REQUIRED TASK - Reproduce every line of the records below verbatim, changing nothing.
## BEGIN
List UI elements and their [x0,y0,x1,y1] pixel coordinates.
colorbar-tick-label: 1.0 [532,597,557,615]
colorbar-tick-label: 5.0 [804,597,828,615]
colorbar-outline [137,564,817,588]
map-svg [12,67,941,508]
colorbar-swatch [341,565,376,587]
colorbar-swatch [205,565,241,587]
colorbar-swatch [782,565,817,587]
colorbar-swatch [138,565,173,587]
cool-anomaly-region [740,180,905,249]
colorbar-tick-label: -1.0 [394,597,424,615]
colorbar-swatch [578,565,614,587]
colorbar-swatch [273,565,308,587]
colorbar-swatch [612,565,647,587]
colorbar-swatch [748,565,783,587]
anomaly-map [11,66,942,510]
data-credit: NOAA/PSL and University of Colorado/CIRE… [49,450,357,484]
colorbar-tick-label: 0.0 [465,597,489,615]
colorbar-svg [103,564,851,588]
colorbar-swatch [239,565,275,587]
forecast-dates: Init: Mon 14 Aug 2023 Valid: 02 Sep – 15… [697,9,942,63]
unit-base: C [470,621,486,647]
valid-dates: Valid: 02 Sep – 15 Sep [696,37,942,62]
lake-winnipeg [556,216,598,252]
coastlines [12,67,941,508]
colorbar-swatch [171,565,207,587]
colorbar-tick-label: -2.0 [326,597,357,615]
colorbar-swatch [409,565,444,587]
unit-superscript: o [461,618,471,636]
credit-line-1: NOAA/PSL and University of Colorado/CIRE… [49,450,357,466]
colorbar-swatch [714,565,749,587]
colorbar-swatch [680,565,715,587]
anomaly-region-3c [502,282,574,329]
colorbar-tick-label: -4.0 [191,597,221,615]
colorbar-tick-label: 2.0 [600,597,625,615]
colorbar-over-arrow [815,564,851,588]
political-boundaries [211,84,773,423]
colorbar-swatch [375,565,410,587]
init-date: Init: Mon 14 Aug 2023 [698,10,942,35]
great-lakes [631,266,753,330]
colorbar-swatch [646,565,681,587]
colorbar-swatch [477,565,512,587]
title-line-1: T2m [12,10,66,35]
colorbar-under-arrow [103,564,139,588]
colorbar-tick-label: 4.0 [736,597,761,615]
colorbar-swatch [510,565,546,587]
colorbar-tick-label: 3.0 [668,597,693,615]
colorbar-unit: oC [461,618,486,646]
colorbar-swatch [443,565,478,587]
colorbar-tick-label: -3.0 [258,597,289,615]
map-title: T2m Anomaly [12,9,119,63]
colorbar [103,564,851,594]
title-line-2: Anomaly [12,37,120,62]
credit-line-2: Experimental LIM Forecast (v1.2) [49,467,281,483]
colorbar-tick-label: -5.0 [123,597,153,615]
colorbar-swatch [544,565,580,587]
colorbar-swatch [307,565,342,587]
## END
SOLUTION -
List UI elements and their [x0,y0,x1,y1] pixel coordinates.
colorbar-tick-label: 1.0 [532,597,557,615]
colorbar-tick-label: 5.0 [804,597,828,615]
colorbar-outline [137,564,817,588]
map-svg [12,67,941,508]
colorbar-swatch [341,565,376,587]
colorbar-swatch [205,565,241,587]
colorbar-swatch [782,565,817,587]
colorbar-swatch [138,565,173,587]
cool-anomaly-region [740,180,905,249]
colorbar-tick-label: -1.0 [394,597,424,615]
colorbar-swatch [578,565,614,587]
colorbar-swatch [273,565,308,587]
colorbar-swatch [612,565,647,587]
colorbar-swatch [748,565,783,587]
anomaly-map [11,66,942,510]
data-credit: NOAA/PSL and University of Colorado/CIRE… [49,450,357,484]
colorbar-tick-label: 0.0 [465,597,489,615]
colorbar-svg [103,564,851,588]
colorbar-swatch [239,565,275,587]
forecast-dates: Init: Mon 14 Aug 2023 Valid: 02 Sep – 15… [697,9,942,63]
unit-base: C [470,621,486,647]
valid-dates: Valid: 02 Sep – 15 Sep [696,37,942,62]
lake-winnipeg [556,216,598,252]
coastlines [12,67,941,508]
colorbar-swatch [171,565,207,587]
colorbar-tick-label: -2.0 [326,597,357,615]
colorbar-swatch [409,565,444,587]
unit-superscript: o [461,618,471,636]
credit-line-1: NOAA/PSL and University of Colorado/CIRE… [49,450,357,466]
colorbar-swatch [714,565,749,587]
colorbar-swatch [680,565,715,587]
anomaly-region-3c [502,282,574,329]
colorbar-tick-label: -4.0 [191,597,221,615]
colorbar-tick-label: 2.0 [600,597,625,615]
colorbar-over-arrow [815,564,851,588]
political-boundaries [211,84,773,423]
colorbar-swatch [375,565,410,587]
init-date: Init: Mon 14 Aug 2023 [698,10,942,35]
great-lakes [631,266,753,330]
colorbar-swatch [646,565,681,587]
colorbar-swatch [477,565,512,587]
title-line-1: T2m [12,10,66,35]
colorbar-under-arrow [103,564,139,588]
colorbar-tick-label: 4.0 [736,597,761,615]
colorbar-swatch [510,565,546,587]
colorbar-tick-label: 3.0 [668,597,693,615]
colorbar-unit: oC [461,618,486,646]
colorbar-swatch [443,565,478,587]
colorbar-tick-label: -3.0 [258,597,289,615]
map-title: T2m Anomaly [12,9,119,63]
colorbar [103,564,851,594]
title-line-2: Anomaly [12,37,120,62]
credit-line-2: Experimental LIM Forecast (v1.2) [49,467,281,483]
colorbar-tick-label: -5.0 [123,597,153,615]
colorbar-swatch [544,565,580,587]
colorbar-swatch [307,565,342,587]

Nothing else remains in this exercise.